- [What to work on]:
In the listing that follows, count the lines holding the word "this" and report only that number.

- [Data to use]:
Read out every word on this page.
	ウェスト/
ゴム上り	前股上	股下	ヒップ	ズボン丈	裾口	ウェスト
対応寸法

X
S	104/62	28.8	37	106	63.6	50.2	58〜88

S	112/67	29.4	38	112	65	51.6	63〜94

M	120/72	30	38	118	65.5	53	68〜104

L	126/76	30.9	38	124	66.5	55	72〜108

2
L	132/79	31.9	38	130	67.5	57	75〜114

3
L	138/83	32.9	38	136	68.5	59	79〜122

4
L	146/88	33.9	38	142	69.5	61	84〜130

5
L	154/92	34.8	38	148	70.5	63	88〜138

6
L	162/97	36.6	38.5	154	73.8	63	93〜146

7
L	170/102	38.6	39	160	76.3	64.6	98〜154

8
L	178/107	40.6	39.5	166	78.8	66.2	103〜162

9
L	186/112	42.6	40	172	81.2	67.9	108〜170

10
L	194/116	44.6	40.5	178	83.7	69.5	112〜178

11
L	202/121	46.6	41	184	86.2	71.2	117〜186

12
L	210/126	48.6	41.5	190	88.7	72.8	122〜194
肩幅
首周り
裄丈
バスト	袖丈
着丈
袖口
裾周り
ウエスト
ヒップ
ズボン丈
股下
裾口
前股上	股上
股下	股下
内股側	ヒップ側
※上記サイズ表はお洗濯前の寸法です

==

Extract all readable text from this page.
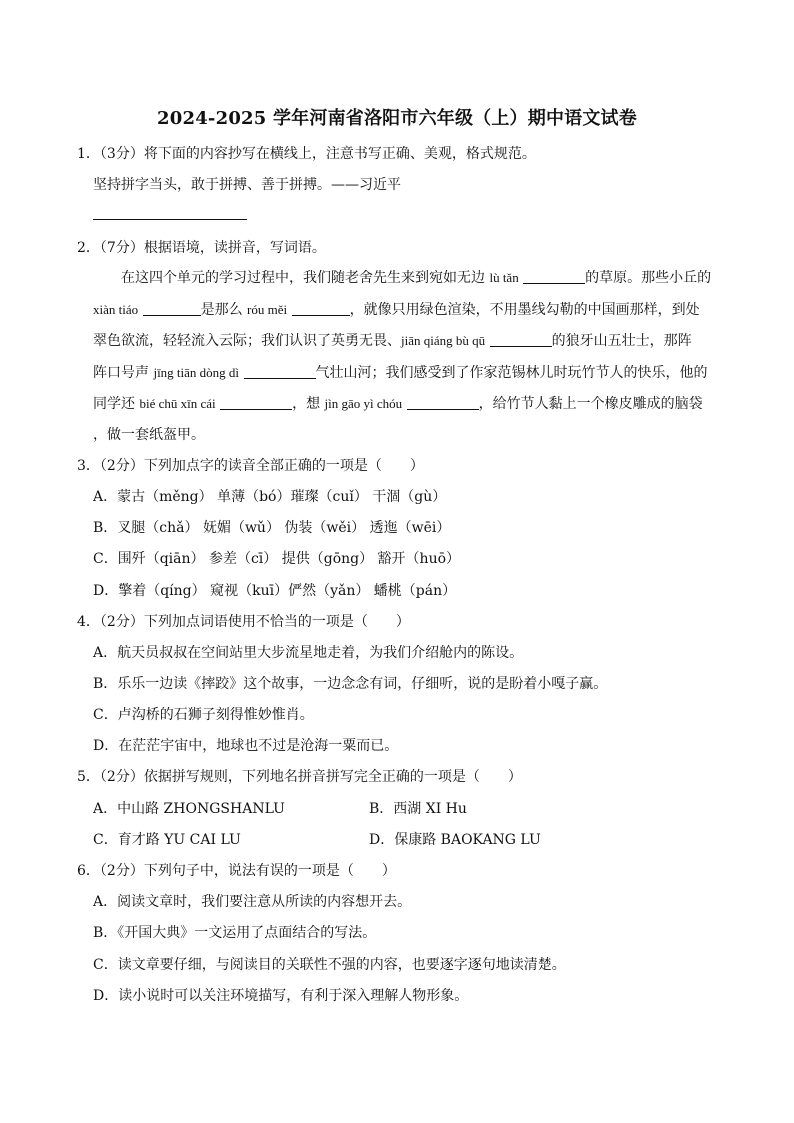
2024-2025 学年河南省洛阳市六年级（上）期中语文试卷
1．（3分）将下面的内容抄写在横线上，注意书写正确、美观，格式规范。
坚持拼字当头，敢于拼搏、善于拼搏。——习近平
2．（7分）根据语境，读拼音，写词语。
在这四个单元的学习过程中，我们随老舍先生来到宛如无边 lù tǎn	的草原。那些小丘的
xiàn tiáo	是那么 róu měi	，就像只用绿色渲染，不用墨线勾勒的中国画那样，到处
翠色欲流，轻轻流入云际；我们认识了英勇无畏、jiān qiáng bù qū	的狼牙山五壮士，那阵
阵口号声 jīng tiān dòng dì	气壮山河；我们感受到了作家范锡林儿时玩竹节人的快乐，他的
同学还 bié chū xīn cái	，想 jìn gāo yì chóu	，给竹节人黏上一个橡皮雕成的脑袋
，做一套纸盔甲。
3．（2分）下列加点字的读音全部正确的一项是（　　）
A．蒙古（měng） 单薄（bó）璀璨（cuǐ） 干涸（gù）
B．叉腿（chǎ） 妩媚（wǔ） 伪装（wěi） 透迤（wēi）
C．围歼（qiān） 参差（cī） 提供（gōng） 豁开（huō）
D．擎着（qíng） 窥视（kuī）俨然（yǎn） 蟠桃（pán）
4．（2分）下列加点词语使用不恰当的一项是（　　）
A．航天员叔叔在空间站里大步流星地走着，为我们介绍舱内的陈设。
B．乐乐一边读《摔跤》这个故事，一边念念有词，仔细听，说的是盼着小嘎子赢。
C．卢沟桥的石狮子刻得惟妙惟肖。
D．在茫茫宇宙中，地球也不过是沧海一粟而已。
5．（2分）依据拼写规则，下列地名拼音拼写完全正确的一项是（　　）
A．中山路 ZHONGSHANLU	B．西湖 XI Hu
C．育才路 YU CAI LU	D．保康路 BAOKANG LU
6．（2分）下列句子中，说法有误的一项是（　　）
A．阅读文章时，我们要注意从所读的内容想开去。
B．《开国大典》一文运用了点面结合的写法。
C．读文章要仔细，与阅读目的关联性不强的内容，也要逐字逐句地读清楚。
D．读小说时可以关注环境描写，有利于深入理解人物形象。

- [Expected answer]:
2